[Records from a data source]
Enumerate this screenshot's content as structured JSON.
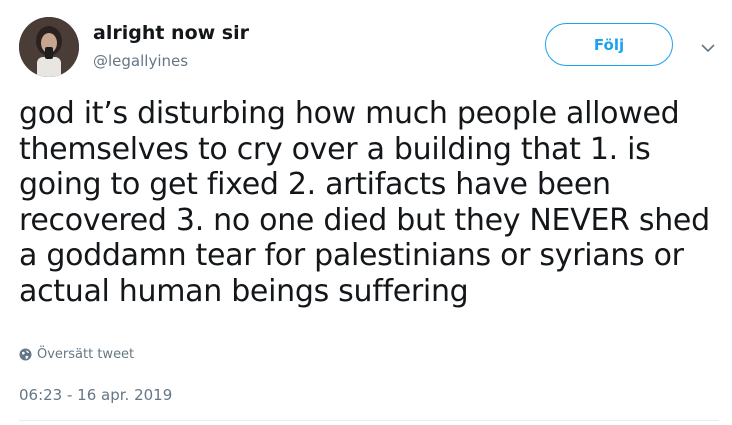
{
  "user": {
    "display_name": "alright now sir",
    "handle": "@legallyines",
    "avatar_icon": "user-avatar"
  },
  "actions": {
    "follow_label": "Följ",
    "menu_icon": "chevron-down-icon"
  },
  "tweet": {
    "text": "god it’s disturbing how much people allowed themselves to cry over a building that 1. is going to get fixed 2. artifacts have been recovered 3. no one died but they NEVER shed a goddamn tear for palestinians or syrians or actual human beings suffering",
    "translate_label": "Översätt tweet",
    "translate_icon": "globe-icon",
    "timestamp": "06:23 - 16 apr. 2019"
  },
  "colors": {
    "accent": "#1da1f2",
    "text": "#14171a",
    "muted": "#657786",
    "divider": "#e6ecf0"
  }
}
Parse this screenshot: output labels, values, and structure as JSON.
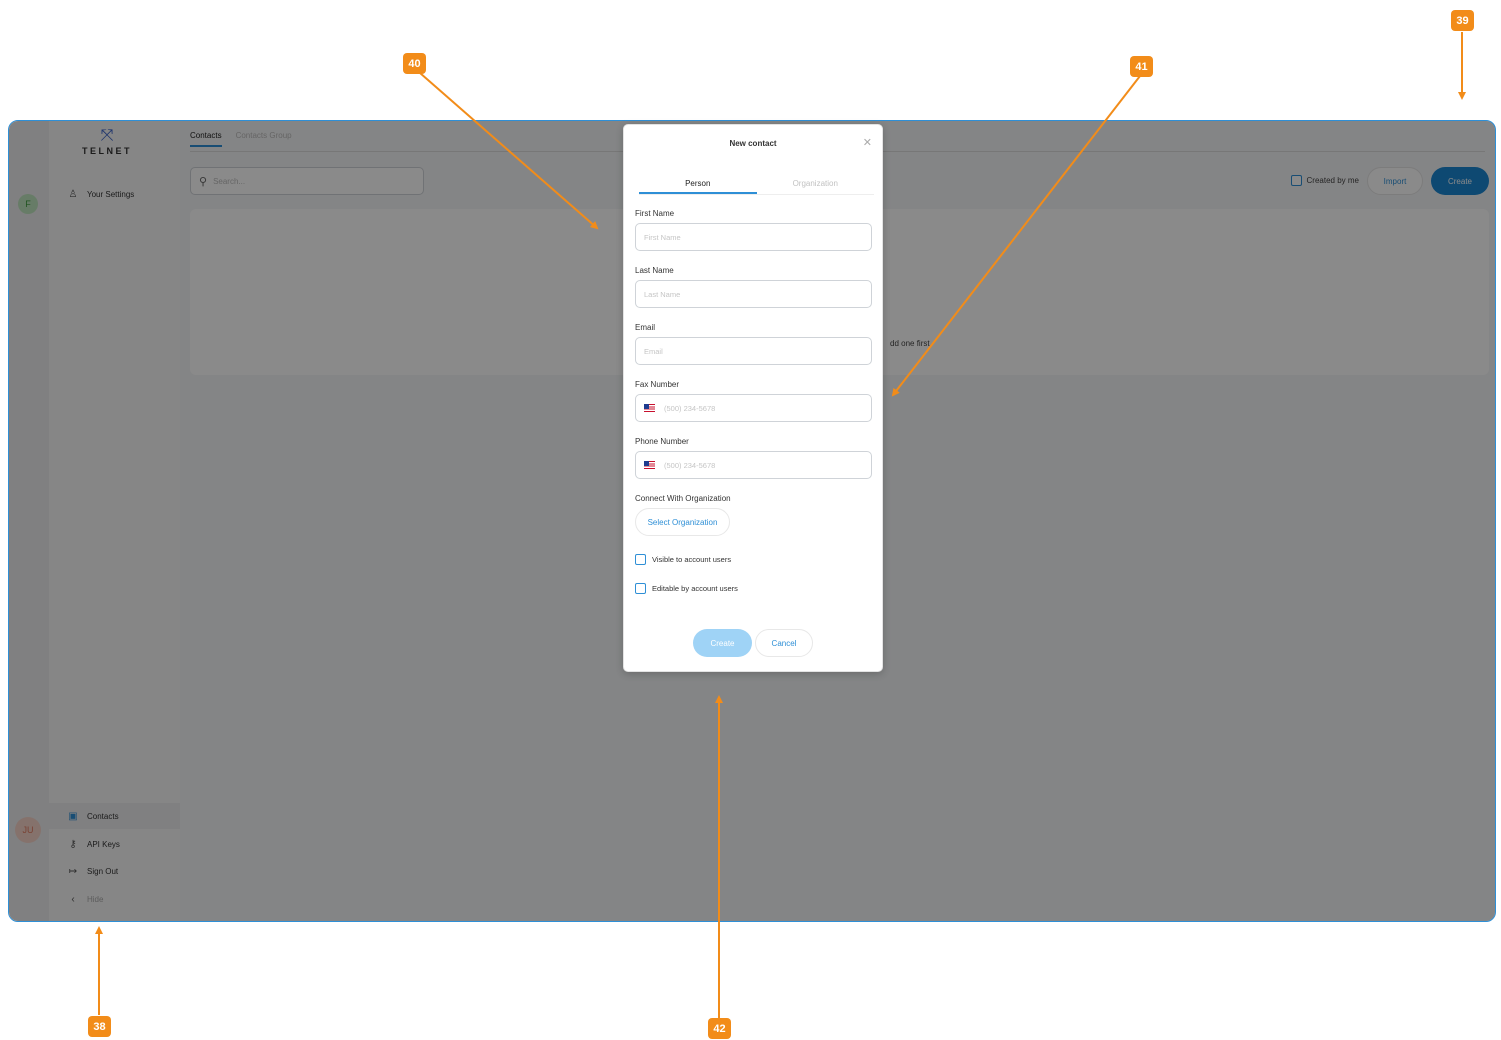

Written exercise →
Can you repeat every record above exactly, apart from the pictures?

Result for this exercise →
Enumerate this screenshot's content as structured JSON.
{
  "user": {
    "display_name": "alright now sir",
    "handle": "@legallyines",
    "avatar_icon": "user-avatar"
  },
  "actions": {
    "follow_label": "Följ",
    "menu_icon": "chevron-down-icon"
  },
  "tweet": {
    "text": "god it’s disturbing how much people allowed themselves to cry over a building that 1. is going to get fixed 2. artifacts have been recovered 3. no one died but they NEVER shed a goddamn tear for palestinians or syrians or actual human beings suffering",
    "translate_label": "Översätt tweet",
    "translate_icon": "globe-icon",
    "timestamp": "06:23 - 16 apr. 2019"
  },
  "colors": {
    "accent": "#1da1f2",
    "text": "#14171a",
    "muted": "#657786",
    "divider": "#e6ecf0"
  }
}
Parse this screenshot: output labels, values, and structure as JSON.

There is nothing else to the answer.